(What to do): Search the data for the word "absorbe" and copy every line where it occurs.
- - -
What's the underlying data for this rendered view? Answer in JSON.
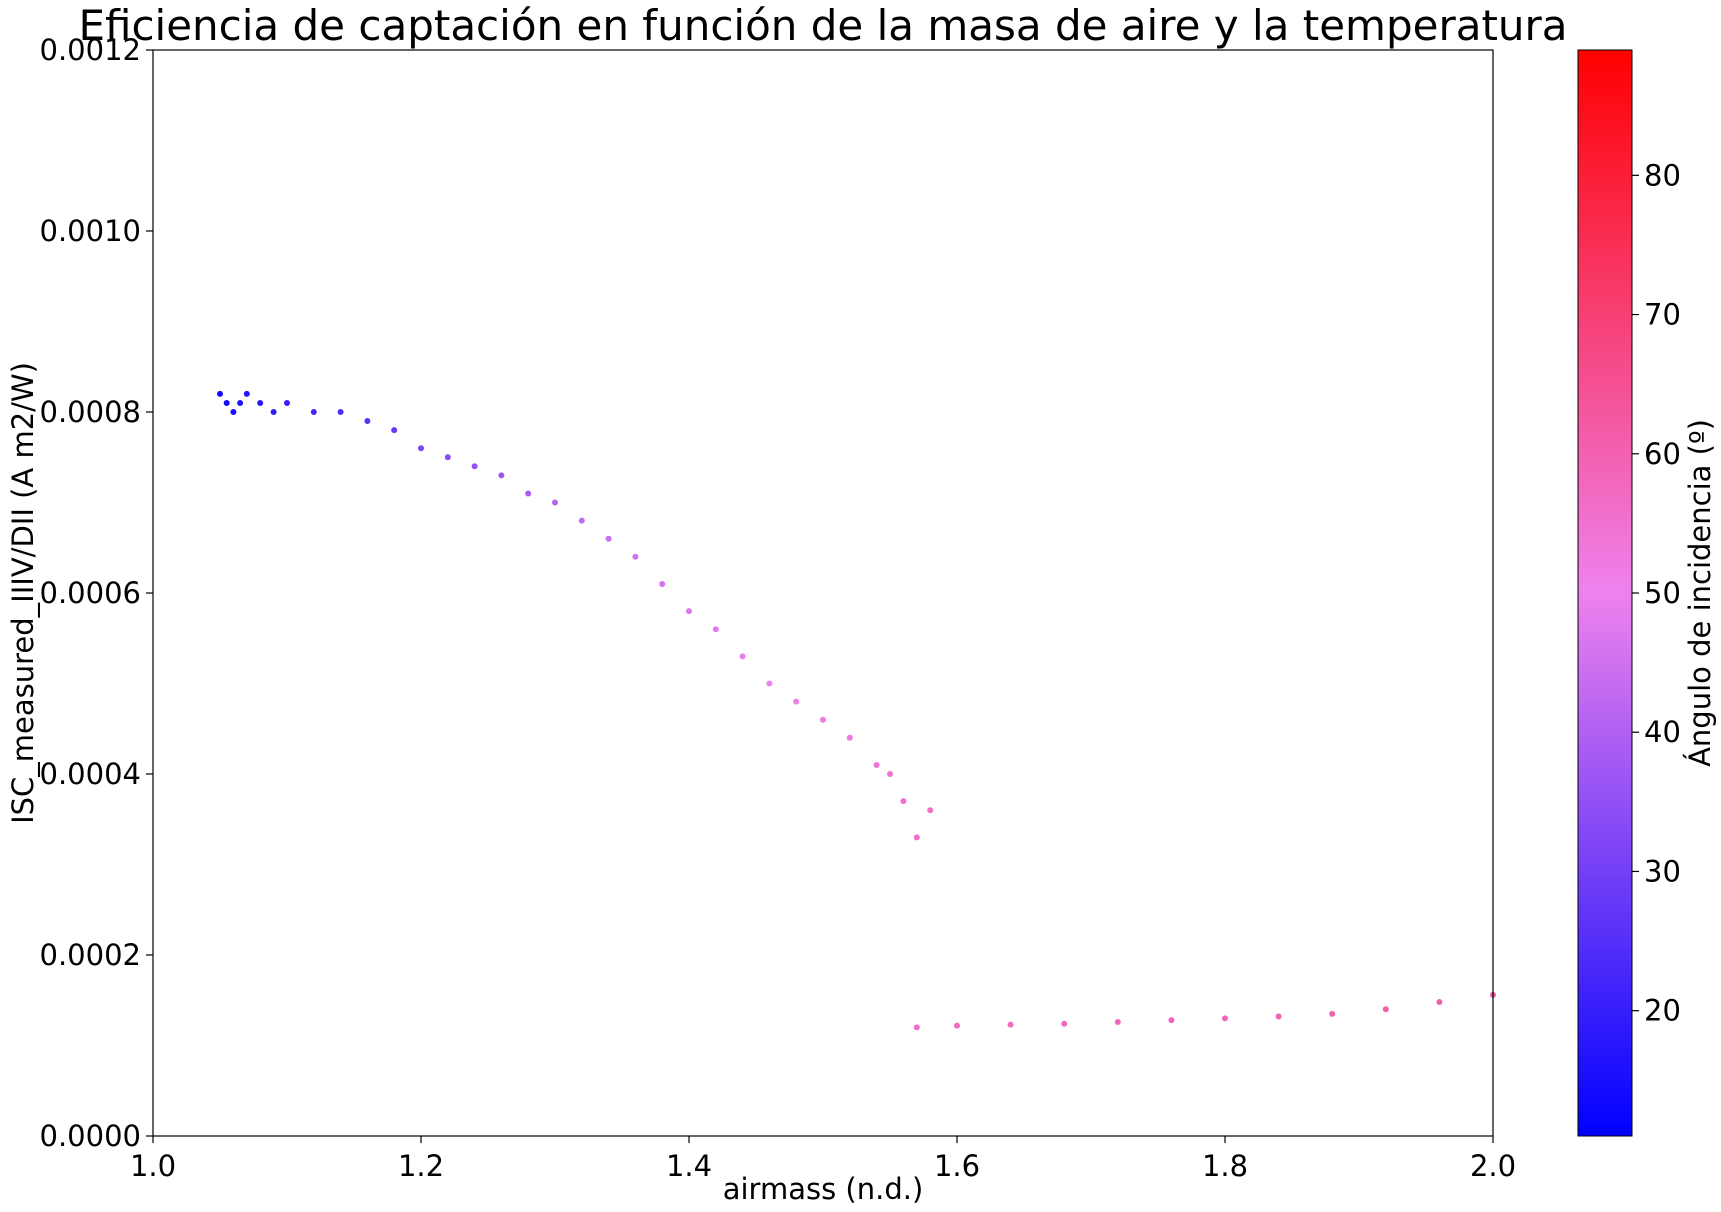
{
  "chart_data": {
    "type": "scatter",
    "title": "Eficiencia de captación en función de la masa de aire y la temperatura",
    "xlabel": "airmass (n.d.)",
    "ylabel": "ISC_measured_IIIV/DII (A m2/W)",
    "xlim": [
      1.0,
      2.0
    ],
    "ylim": [
      0.0,
      0.0012
    ],
    "xticks": [
      "1.0",
      "1.2",
      "1.4",
      "1.6",
      "1.8",
      "2.0"
    ],
    "yticks": [
      "0.0000",
      "0.0002",
      "0.0004",
      "0.0006",
      "0.0008",
      "0.0010",
      "0.0012"
    ],
    "grid": false,
    "colorbar": {
      "label": "Ángulo de incidencia (º)",
      "range": [
        11,
        89
      ],
      "ticks": [
        "20",
        "30",
        "40",
        "50",
        "60",
        "70",
        "80"
      ],
      "colormap": [
        "#0000ff",
        "#ee82ee",
        "#ff0000"
      ]
    },
    "series": [
      {
        "x": [
          1.05,
          1.055,
          1.06,
          1.065,
          1.07,
          1.08,
          1.09,
          1.1,
          1.12,
          1.14,
          1.16,
          1.18,
          1.2,
          1.22,
          1.24,
          1.26,
          1.28,
          1.3,
          1.32,
          1.34,
          1.36,
          1.38,
          1.4,
          1.42,
          1.44,
          1.46,
          1.48,
          1.5,
          1.52,
          1.54,
          1.55,
          1.56,
          1.57,
          1.58
        ],
        "y": [
          0.00082,
          0.00081,
          0.0008,
          0.00081,
          0.00082,
          0.00081,
          0.0008,
          0.00081,
          0.0008,
          0.0008,
          0.00079,
          0.00078,
          0.00076,
          0.00075,
          0.00074,
          0.00073,
          0.00071,
          0.0007,
          0.00068,
          0.00066,
          0.00064,
          0.00061,
          0.00058,
          0.00056,
          0.00053,
          0.0005,
          0.00048,
          0.00046,
          0.00044,
          0.00041,
          0.0004,
          0.00037,
          0.00033,
          0.00036
        ],
        "angle": [
          14,
          14,
          15,
          16,
          17,
          18,
          19,
          20,
          22,
          24,
          26,
          28,
          31,
          33,
          35,
          37,
          39,
          41,
          43,
          44,
          45,
          46,
          47,
          48,
          49,
          50,
          51,
          52,
          53,
          54,
          55,
          55,
          56,
          56
        ]
      },
      {
        "x": [
          1.57,
          1.6,
          1.64,
          1.68,
          1.72,
          1.76,
          1.8,
          1.84,
          1.88,
          1.92,
          1.96,
          2.0
        ],
        "y": [
          0.00012,
          0.000122,
          0.000123,
          0.000124,
          0.000126,
          0.000128,
          0.00013,
          0.000132,
          0.000135,
          0.00014,
          0.000148,
          0.000156
        ],
        "angle": [
          56,
          57,
          57,
          58,
          58,
          59,
          59,
          60,
          60,
          61,
          61,
          62
        ]
      }
    ]
  }
}
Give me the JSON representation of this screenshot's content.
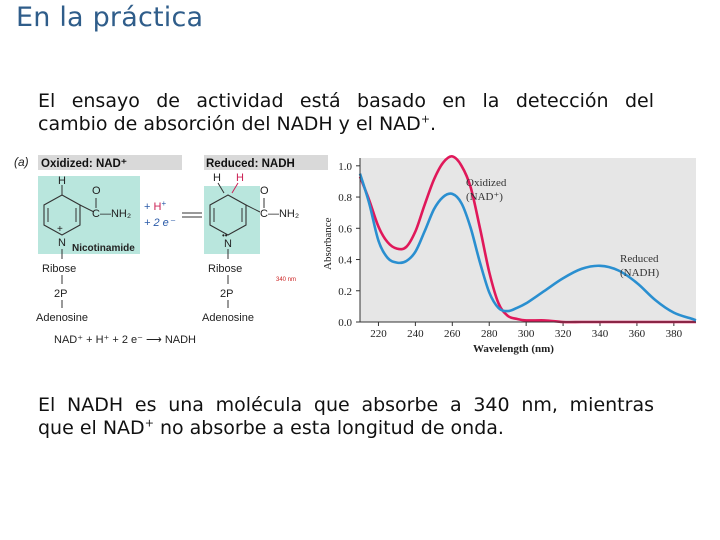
{
  "slide": {
    "title": "En la práctica"
  },
  "intro": {
    "line1": "El ensayo de actividad está basado en la detección del",
    "line2_a": "cambio de absorción del NADH y el NAD",
    "line2_sup": "+",
    "line2_b": "."
  },
  "figure": {
    "panel_label": "(a)",
    "oxidized": {
      "label": "Oxidized: NAD⁺",
      "ring_h": "H",
      "group": "C—NH₂",
      "oxygen": "O",
      "n_charge": "+",
      "n_label": "N",
      "nicotinamide_label": "Nicotinamide",
      "ribose": "Ribose",
      "phosphate": "2P",
      "adenosine": "Adenosine"
    },
    "reagents": {
      "hplus_h": "H",
      "hplus_sup": "+",
      "electrons": "+ 2 e⁻"
    },
    "reduced": {
      "label": "Reduced: NADH",
      "h1": "H",
      "h2": "H",
      "group": "C—NH₂",
      "oxygen": "O",
      "n_label": "N",
      "n_dots": "••",
      "ribose": "Ribose",
      "phosphate": "2P",
      "adenosine": "Adenosine",
      "absorb_note": "340 nm"
    },
    "equation": "NAD⁺ + H⁺ + 2 e⁻ ⟶ NADH",
    "colors": {
      "ring_fill": "#b9e6dd",
      "oxidized_curve": "#e0185a",
      "reduced_curve": "#2a8fd0",
      "plot_bg": "#e6e6e6",
      "label_bar": "#d9d9d9",
      "hydrogen": "#cc2255"
    }
  },
  "chart_data": {
    "type": "line",
    "xlabel": "Wavelength (nm)",
    "ylabel": "Absorbance",
    "xlim": [
      210,
      392
    ],
    "ylim": [
      0,
      1.05
    ],
    "xticks": [
      220,
      240,
      260,
      280,
      300,
      320,
      340,
      360,
      380
    ],
    "yticks": [
      "0.0",
      "0.2",
      "0.4",
      "0.6",
      "0.8",
      "1.0"
    ],
    "grid": false,
    "series": [
      {
        "name": "Oxidized (NAD⁺)",
        "label_line1": "Oxidized",
        "label_line2": "(NAD⁺)",
        "color": "#e0185a",
        "x": [
          210,
          215,
          220,
          225,
          230,
          235,
          240,
          245,
          250,
          255,
          260,
          265,
          270,
          275,
          280,
          285,
          290,
          295,
          300,
          310,
          320,
          330,
          340,
          360,
          380,
          392
        ],
        "y": [
          0.93,
          0.78,
          0.61,
          0.51,
          0.47,
          0.48,
          0.58,
          0.75,
          0.91,
          1.02,
          1.06,
          1.0,
          0.86,
          0.6,
          0.32,
          0.12,
          0.04,
          0.02,
          0.01,
          0.01,
          0.0,
          0.0,
          0.0,
          0.0,
          0.0,
          0.0
        ]
      },
      {
        "name": "Reduced (NADH)",
        "label_line1": "Reduced",
        "label_line2": "(NADH)",
        "color": "#2a8fd0",
        "x": [
          210,
          215,
          220,
          225,
          230,
          235,
          240,
          245,
          250,
          255,
          260,
          265,
          270,
          275,
          280,
          285,
          290,
          295,
          300,
          310,
          320,
          330,
          340,
          350,
          360,
          370,
          380,
          390,
          392
        ],
        "y": [
          0.95,
          0.76,
          0.52,
          0.41,
          0.38,
          0.39,
          0.45,
          0.58,
          0.72,
          0.8,
          0.82,
          0.76,
          0.6,
          0.38,
          0.19,
          0.09,
          0.07,
          0.09,
          0.12,
          0.2,
          0.28,
          0.34,
          0.36,
          0.33,
          0.25,
          0.14,
          0.06,
          0.02,
          0.01
        ]
      }
    ]
  },
  "outro": {
    "line1": "El NADH es una molécula que absorbe a 340 nm, mientras",
    "line2_a": "que el NAD",
    "line2_sup": "+",
    "line2_b": " no absorbe a esta longitud de onda."
  }
}
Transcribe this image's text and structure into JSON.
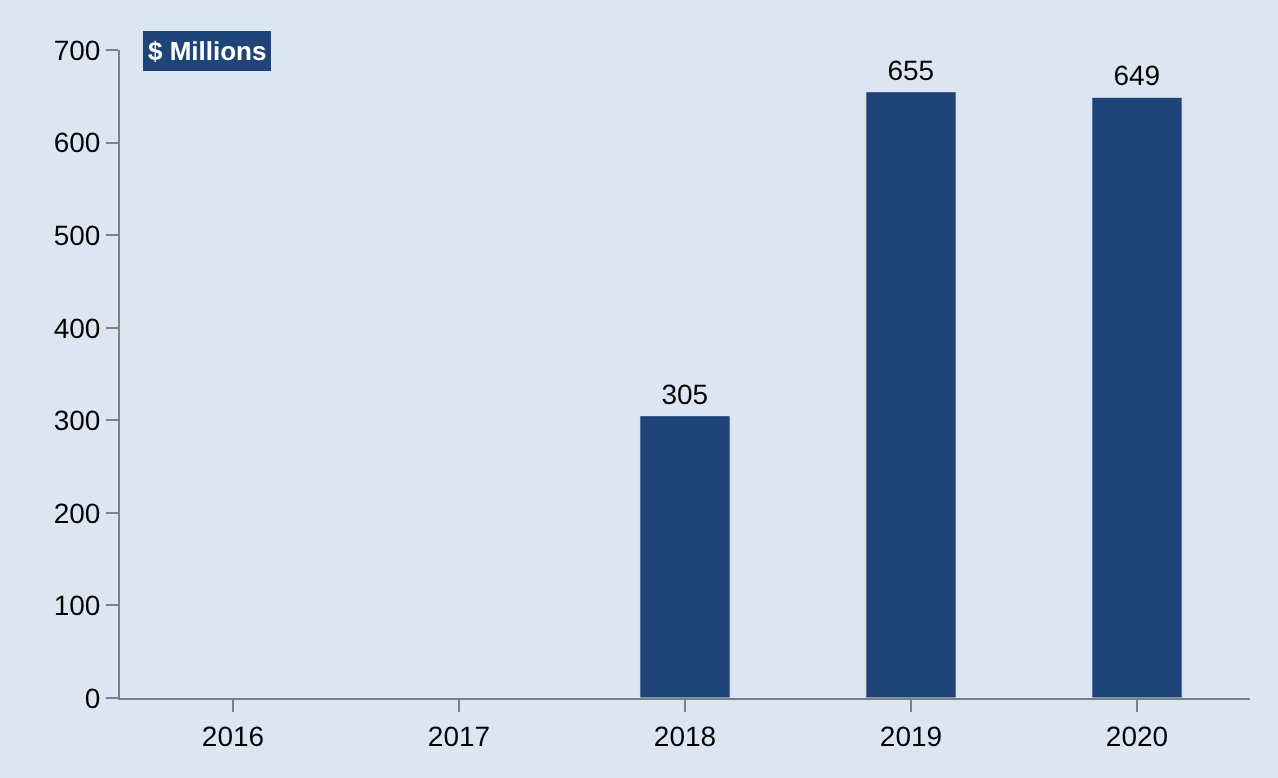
{
  "chart_data": {
    "type": "bar",
    "ylabel": "$ Millions",
    "categories": [
      "2016",
      "2017",
      "2018",
      "2019",
      "2020"
    ],
    "values": [
      null,
      null,
      305,
      655,
      649
    ],
    "color": "#1f4578",
    "ylim": [
      0,
      700
    ],
    "yticks": [
      0,
      100,
      200,
      300,
      400,
      500,
      600,
      700
    ],
    "data_labels": true,
    "grid": false,
    "legend": false
  }
}
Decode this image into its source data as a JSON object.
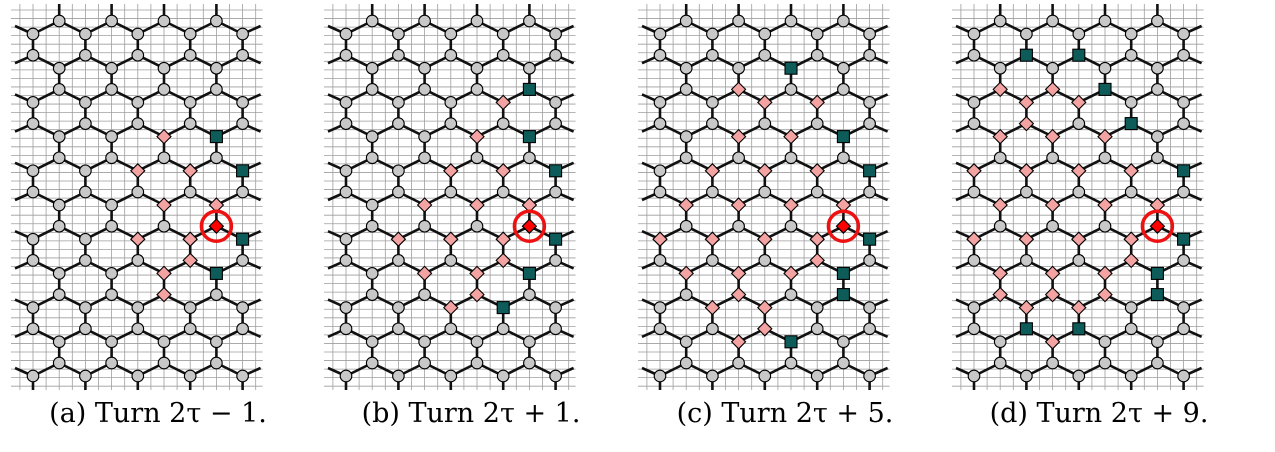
{
  "grid": {
    "cols": 8,
    "rows": 10
  },
  "colors": {
    "gridline": "#9e9e9e",
    "edge": "#111111",
    "vertex": "#c8c8c8",
    "marked": "#f4a3a3",
    "robber": "#ff0000",
    "cop": "#0d5c5a",
    "circle": "#ee1111"
  },
  "robber": {
    "i": 7,
    "j": 6
  },
  "panels": [
    {
      "caption": "(a) Turn 2τ − 1.",
      "cops": [
        [
          7,
          3
        ],
        [
          8,
          4
        ],
        [
          8,
          6
        ],
        [
          7,
          7
        ]
      ],
      "marked": [
        [
          5,
          3
        ],
        [
          4,
          4
        ],
        [
          6,
          4
        ],
        [
          5,
          5
        ],
        [
          7,
          5
        ],
        [
          4,
          6
        ],
        [
          6,
          6
        ],
        [
          5,
          7
        ],
        [
          6,
          7
        ],
        [
          5,
          8
        ]
      ]
    },
    {
      "caption": "(b) Turn 2τ + 1.",
      "cops": [
        [
          7,
          2
        ],
        [
          7,
          3
        ],
        [
          8,
          4
        ],
        [
          8,
          6
        ],
        [
          7,
          7
        ],
        [
          6,
          8
        ]
      ],
      "marked": [
        [
          6,
          2
        ],
        [
          5,
          3
        ],
        [
          4,
          4
        ],
        [
          6,
          4
        ],
        [
          3,
          5
        ],
        [
          5,
          5
        ],
        [
          7,
          5
        ],
        [
          2,
          6
        ],
        [
          4,
          6
        ],
        [
          6,
          6
        ],
        [
          3,
          7
        ],
        [
          5,
          7
        ],
        [
          4,
          8
        ],
        [
          5,
          8
        ],
        [
          6,
          7
        ]
      ]
    },
    {
      "caption": "(c) Turn 2τ + 5.",
      "cops": [
        [
          5,
          1
        ],
        [
          7,
          3
        ],
        [
          8,
          4
        ],
        [
          8,
          6
        ],
        [
          7,
          7
        ],
        [
          7,
          8
        ],
        [
          5,
          9
        ]
      ],
      "marked": [
        [
          4,
          2
        ],
        [
          6,
          2
        ],
        [
          3,
          2
        ],
        [
          3,
          3
        ],
        [
          5,
          3
        ],
        [
          2,
          4
        ],
        [
          4,
          4
        ],
        [
          6,
          4
        ],
        [
          1,
          5
        ],
        [
          3,
          5
        ],
        [
          5,
          5
        ],
        [
          7,
          5
        ],
        [
          0,
          6
        ],
        [
          2,
          6
        ],
        [
          4,
          6
        ],
        [
          6,
          6
        ],
        [
          1,
          7
        ],
        [
          3,
          7
        ],
        [
          5,
          7
        ],
        [
          2,
          8
        ],
        [
          4,
          8
        ],
        [
          6,
          7
        ],
        [
          3,
          8
        ],
        [
          3,
          9
        ],
        [
          4,
          9
        ]
      ]
    },
    {
      "caption": "(d) Turn 2τ + 9.",
      "cops": [
        [
          2,
          1
        ],
        [
          4,
          1
        ],
        [
          5,
          2
        ],
        [
          6,
          3
        ],
        [
          8,
          4
        ],
        [
          8,
          6
        ],
        [
          7,
          7
        ],
        [
          7,
          8
        ],
        [
          2,
          9
        ],
        [
          4,
          9
        ]
      ],
      "marked": [
        [
          2,
          2
        ],
        [
          4,
          2
        ],
        [
          1,
          2
        ],
        [
          1,
          3
        ],
        [
          3,
          3
        ],
        [
          5,
          3
        ],
        [
          0,
          4
        ],
        [
          2,
          4
        ],
        [
          4,
          4
        ],
        [
          6,
          4
        ],
        [
          1,
          5
        ],
        [
          3,
          5
        ],
        [
          5,
          5
        ],
        [
          7,
          5
        ],
        [
          0,
          6
        ],
        [
          2,
          6
        ],
        [
          4,
          6
        ],
        [
          6,
          6
        ],
        [
          1,
          7
        ],
        [
          3,
          7
        ],
        [
          5,
          7
        ],
        [
          2,
          8
        ],
        [
          4,
          8
        ],
        [
          6,
          7
        ],
        [
          1,
          8
        ],
        [
          3,
          8
        ],
        [
          5,
          8
        ],
        [
          3,
          9
        ],
        [
          2,
          3
        ],
        [
          3,
          2
        ]
      ]
    }
  ]
}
- - -
(Task answer):
    "line1": "El NADH es una molécula que absorbe a 340 nm, mientras",
    "line2_b": " no absorbe a esta longitud de onda."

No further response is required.